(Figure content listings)
______

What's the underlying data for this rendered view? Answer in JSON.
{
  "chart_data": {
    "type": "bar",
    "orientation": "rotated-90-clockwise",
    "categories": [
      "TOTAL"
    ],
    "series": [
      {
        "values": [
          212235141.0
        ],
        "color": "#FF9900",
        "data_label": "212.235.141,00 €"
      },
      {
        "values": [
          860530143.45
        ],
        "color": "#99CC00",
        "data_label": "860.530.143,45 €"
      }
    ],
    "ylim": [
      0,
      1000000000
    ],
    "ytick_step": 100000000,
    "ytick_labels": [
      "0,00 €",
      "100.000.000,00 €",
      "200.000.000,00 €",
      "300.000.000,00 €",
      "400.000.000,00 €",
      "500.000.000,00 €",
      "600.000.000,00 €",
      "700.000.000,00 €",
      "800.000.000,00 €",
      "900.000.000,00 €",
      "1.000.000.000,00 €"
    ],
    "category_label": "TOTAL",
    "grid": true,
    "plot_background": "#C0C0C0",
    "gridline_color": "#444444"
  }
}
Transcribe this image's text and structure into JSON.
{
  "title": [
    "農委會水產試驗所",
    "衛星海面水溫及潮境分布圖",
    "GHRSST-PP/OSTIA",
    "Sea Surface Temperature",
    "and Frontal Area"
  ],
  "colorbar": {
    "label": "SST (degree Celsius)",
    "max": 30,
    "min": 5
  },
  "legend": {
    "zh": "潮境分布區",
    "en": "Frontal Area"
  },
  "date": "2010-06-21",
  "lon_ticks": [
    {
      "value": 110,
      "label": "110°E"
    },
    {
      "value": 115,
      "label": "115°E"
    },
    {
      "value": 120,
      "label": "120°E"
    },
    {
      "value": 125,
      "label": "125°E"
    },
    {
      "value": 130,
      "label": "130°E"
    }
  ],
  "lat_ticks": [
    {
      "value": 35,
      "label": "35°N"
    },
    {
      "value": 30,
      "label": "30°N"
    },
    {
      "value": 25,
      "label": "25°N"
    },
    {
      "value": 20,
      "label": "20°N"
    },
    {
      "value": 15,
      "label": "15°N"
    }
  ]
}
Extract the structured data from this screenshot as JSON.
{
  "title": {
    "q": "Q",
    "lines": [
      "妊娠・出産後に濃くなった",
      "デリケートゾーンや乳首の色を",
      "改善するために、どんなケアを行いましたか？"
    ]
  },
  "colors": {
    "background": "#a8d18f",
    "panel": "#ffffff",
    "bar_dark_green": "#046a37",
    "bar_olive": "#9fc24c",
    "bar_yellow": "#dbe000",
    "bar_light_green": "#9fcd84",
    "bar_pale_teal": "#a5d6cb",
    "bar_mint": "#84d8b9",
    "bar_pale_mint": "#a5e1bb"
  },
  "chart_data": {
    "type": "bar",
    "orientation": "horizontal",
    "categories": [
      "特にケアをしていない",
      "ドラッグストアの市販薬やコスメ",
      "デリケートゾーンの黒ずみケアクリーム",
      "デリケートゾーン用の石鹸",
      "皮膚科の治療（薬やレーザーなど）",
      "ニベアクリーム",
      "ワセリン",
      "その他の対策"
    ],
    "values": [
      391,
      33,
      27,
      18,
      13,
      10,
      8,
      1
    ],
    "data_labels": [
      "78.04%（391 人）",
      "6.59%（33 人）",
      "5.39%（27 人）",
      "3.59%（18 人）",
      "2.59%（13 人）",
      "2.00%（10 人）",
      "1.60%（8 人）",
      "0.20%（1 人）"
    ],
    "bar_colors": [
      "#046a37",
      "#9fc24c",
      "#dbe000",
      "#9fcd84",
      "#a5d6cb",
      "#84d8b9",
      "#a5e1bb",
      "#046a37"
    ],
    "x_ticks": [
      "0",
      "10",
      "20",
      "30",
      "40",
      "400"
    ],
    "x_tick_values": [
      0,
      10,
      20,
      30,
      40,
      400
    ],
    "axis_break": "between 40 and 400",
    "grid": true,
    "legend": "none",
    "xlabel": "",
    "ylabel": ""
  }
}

______

--- Directive ---
Take the entries above and copy them out exactly.

--- Response to the task ---
What's the underlying data for this rendered view? Answer in JSON.
{
  "chart_data": {
    "type": "bar",
    "orientation": "rotated-90-clockwise",
    "categories": [
      "TOTAL"
    ],
    "series": [
      {
        "values": [
          212235141.0
        ],
        "color": "#FF9900",
        "data_label": "212.235.141,00 €"
      },
      {
        "values": [
          860530143.45
        ],
        "color": "#99CC00",
        "data_label": "860.530.143,45 €"
      }
    ],
    "ylim": [
      0,
      1000000000
    ],
    "ytick_step": 100000000,
    "ytick_labels": [
      "0,00 €",
      "100.000.000,00 €",
      "200.000.000,00 €",
      "300.000.000,00 €",
      "400.000.000,00 €",
      "500.000.000,00 €",
      "600.000.000,00 €",
      "700.000.000,00 €",
      "800.000.000,00 €",
      "900.000.000,00 €",
      "1.000.000.000,00 €"
    ],
    "category_label": "TOTAL",
    "grid": true,
    "plot_background": "#C0C0C0",
    "gridline_color": "#444444"
  }
}
Transcribe this image's text and structure into JSON.
{
  "title": [
    "農委會水產試驗所",
    "衛星海面水溫及潮境分布圖",
    "GHRSST-PP/OSTIA",
    "Sea Surface Temperature",
    "and Frontal Area"
  ],
  "colorbar": {
    "label": "SST (degree Celsius)",
    "max": 30,
    "min": 5
  },
  "legend": {
    "zh": "潮境分布區",
    "en": "Frontal Area"
  },
  "date": "2010-06-21",
  "lon_ticks": [
    {
      "value": 110,
      "label": "110°E"
    },
    {
      "value": 115,
      "label": "115°E"
    },
    {
      "value": 120,
      "label": "120°E"
    },
    {
      "value": 125,
      "label": "125°E"
    },
    {
      "value": 130,
      "label": "130°E"
    }
  ],
  "lat_ticks": [
    {
      "value": 35,
      "label": "35°N"
    },
    {
      "value": 30,
      "label": "30°N"
    },
    {
      "value": 25,
      "label": "25°N"
    },
    {
      "value": 20,
      "label": "20°N"
    },
    {
      "value": 15,
      "label": "15°N"
    }
  ]
}
Extract the structured data from this screenshot as JSON.
{
  "title": {
    "q": "Q",
    "lines": [
      "妊娠・出産後に濃くなった",
      "デリケートゾーンや乳首の色を",
      "改善するために、どんなケアを行いましたか？"
    ]
  },
  "colors": {
    "background": "#a8d18f",
    "panel": "#ffffff",
    "bar_dark_green": "#046a37",
    "bar_olive": "#9fc24c",
    "bar_yellow": "#dbe000",
    "bar_light_green": "#9fcd84",
    "bar_pale_teal": "#a5d6cb",
    "bar_mint": "#84d8b9",
    "bar_pale_mint": "#a5e1bb"
  },
  "chart_data": {
    "type": "bar",
    "orientation": "horizontal",
    "categories": [
      "特にケアをしていない",
      "ドラッグストアの市販薬やコスメ",
      "デリケートゾーンの黒ずみケアクリーム",
      "デリケートゾーン用の石鹸",
      "皮膚科の治療（薬やレーザーなど）",
      "ニベアクリーム",
      "ワセリン",
      "その他の対策"
    ],
    "values": [
      391,
      33,
      27,
      18,
      13,
      10,
      8,
      1
    ],
    "data_labels": [
      "78.04%（391 人）",
      "6.59%（33 人）",
      "5.39%（27 人）",
      "3.59%（18 人）",
      "2.59%（13 人）",
      "2.00%（10 人）",
      "1.60%（8 人）",
      "0.20%（1 人）"
    ],
    "bar_colors": [
      "#046a37",
      "#9fc24c",
      "#dbe000",
      "#9fcd84",
      "#a5d6cb",
      "#84d8b9",
      "#a5e1bb",
      "#046a37"
    ],
    "x_ticks": [
      "0",
      "10",
      "20",
      "30",
      "40",
      "400"
    ],
    "x_tick_values": [
      0,
      10,
      20,
      30,
      40,
      400
    ],
    "axis_break": "between 40 and 400",
    "grid": true,
    "legend": "none",
    "xlabel": "",
    "ylabel": ""
  }
}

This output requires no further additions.